> [REQUEST]:
Pick out each line containing the string "filtrado" and copy it.

> [DATA ENTRIES]:
* * * *

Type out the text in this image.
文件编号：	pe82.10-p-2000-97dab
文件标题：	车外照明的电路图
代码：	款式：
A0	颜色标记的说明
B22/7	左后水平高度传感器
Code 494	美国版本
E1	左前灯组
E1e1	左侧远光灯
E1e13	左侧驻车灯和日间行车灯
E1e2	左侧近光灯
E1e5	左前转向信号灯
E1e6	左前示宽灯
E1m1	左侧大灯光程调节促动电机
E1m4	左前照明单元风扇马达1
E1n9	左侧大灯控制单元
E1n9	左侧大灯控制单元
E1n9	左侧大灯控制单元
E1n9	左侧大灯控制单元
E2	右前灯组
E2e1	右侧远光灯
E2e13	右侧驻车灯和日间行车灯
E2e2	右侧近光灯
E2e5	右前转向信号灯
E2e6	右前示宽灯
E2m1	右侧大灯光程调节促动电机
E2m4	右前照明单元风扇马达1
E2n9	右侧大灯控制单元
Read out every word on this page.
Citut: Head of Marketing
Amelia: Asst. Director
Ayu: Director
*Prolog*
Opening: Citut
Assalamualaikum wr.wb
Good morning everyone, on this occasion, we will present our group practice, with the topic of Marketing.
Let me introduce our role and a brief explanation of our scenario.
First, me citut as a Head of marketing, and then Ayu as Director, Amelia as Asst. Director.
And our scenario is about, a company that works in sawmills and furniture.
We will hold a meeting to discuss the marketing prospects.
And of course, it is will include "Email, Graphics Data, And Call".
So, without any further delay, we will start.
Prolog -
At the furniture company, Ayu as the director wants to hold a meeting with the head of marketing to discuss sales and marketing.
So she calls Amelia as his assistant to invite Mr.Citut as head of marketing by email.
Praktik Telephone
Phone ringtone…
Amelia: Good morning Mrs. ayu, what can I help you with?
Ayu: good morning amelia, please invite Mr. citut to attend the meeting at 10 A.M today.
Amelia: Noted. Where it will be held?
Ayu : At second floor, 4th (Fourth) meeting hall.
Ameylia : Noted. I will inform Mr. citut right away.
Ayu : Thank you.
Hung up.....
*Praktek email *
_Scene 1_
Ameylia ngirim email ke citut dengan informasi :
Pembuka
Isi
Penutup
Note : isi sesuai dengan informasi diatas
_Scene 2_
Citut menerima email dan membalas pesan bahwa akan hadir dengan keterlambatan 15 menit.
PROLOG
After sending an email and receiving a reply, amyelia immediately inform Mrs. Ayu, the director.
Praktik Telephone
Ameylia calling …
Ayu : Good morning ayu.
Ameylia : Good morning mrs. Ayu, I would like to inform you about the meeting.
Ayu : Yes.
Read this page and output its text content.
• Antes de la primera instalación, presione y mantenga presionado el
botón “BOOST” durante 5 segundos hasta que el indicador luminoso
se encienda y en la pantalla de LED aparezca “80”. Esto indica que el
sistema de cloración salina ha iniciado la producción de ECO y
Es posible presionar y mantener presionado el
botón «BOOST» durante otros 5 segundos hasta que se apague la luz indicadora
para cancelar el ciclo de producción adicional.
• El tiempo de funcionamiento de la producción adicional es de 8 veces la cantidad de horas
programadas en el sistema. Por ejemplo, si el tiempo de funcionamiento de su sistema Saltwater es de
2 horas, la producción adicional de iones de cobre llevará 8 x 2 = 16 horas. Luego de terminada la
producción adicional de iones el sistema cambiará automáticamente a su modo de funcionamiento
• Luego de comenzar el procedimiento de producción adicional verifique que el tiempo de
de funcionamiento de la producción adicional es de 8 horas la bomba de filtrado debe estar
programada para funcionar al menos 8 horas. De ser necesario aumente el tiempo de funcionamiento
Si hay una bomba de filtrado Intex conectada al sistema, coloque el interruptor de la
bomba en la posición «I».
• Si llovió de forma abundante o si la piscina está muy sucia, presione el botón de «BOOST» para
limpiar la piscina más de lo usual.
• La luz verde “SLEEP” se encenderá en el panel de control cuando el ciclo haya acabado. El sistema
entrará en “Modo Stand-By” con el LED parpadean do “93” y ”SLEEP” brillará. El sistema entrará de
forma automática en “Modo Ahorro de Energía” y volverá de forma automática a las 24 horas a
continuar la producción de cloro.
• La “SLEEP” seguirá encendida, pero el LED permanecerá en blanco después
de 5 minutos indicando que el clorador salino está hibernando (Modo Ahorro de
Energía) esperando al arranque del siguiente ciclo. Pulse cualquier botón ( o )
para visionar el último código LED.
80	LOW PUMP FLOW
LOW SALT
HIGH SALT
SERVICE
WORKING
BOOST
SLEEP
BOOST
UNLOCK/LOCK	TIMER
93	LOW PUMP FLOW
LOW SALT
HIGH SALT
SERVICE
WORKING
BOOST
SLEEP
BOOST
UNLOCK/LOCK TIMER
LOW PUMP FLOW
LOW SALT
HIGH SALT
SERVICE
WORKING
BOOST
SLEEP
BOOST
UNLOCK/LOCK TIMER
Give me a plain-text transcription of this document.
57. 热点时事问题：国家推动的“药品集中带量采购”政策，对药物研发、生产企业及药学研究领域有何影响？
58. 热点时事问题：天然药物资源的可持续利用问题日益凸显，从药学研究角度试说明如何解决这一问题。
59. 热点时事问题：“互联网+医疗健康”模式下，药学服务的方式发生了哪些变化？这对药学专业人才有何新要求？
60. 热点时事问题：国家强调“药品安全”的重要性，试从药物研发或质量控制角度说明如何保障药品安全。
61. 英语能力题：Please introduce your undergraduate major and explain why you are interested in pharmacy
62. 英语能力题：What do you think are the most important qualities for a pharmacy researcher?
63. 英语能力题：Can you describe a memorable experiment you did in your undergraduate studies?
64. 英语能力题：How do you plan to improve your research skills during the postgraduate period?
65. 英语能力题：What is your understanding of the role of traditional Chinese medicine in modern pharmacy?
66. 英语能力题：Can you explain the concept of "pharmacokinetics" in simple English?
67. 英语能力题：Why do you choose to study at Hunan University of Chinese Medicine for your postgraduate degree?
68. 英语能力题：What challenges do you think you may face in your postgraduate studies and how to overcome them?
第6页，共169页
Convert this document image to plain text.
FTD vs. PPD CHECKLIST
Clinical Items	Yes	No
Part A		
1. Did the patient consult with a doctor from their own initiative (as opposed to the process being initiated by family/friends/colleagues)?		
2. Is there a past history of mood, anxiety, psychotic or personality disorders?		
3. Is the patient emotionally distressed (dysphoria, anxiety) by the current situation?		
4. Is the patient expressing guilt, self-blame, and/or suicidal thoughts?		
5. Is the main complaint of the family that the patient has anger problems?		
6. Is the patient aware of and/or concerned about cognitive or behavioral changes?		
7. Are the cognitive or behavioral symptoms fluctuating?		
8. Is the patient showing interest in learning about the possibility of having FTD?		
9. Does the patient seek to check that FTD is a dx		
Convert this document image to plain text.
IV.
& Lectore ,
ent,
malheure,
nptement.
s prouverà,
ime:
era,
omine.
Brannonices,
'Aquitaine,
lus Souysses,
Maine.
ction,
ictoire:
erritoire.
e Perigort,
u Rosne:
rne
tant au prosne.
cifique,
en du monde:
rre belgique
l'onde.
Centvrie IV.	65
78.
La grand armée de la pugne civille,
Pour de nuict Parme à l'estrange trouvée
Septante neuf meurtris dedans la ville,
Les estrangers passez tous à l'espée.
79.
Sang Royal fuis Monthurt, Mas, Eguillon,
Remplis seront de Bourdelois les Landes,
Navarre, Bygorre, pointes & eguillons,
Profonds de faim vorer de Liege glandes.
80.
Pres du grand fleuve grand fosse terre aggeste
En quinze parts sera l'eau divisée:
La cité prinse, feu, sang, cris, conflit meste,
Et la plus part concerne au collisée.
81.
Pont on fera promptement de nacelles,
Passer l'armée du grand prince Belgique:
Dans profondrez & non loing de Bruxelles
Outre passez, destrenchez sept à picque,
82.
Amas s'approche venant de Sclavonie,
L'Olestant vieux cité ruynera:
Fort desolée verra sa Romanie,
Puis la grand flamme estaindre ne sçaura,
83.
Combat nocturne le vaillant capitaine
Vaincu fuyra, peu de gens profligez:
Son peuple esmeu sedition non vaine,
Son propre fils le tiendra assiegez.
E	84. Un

* * * *

> [EXERCISE ANSWER]:
de funcionamiento de la producción adicional es de 8 horas la bomba de filtrado debe estar
Si hay una bomba de filtrado Intex conectada al sistema, coloque el interruptor de la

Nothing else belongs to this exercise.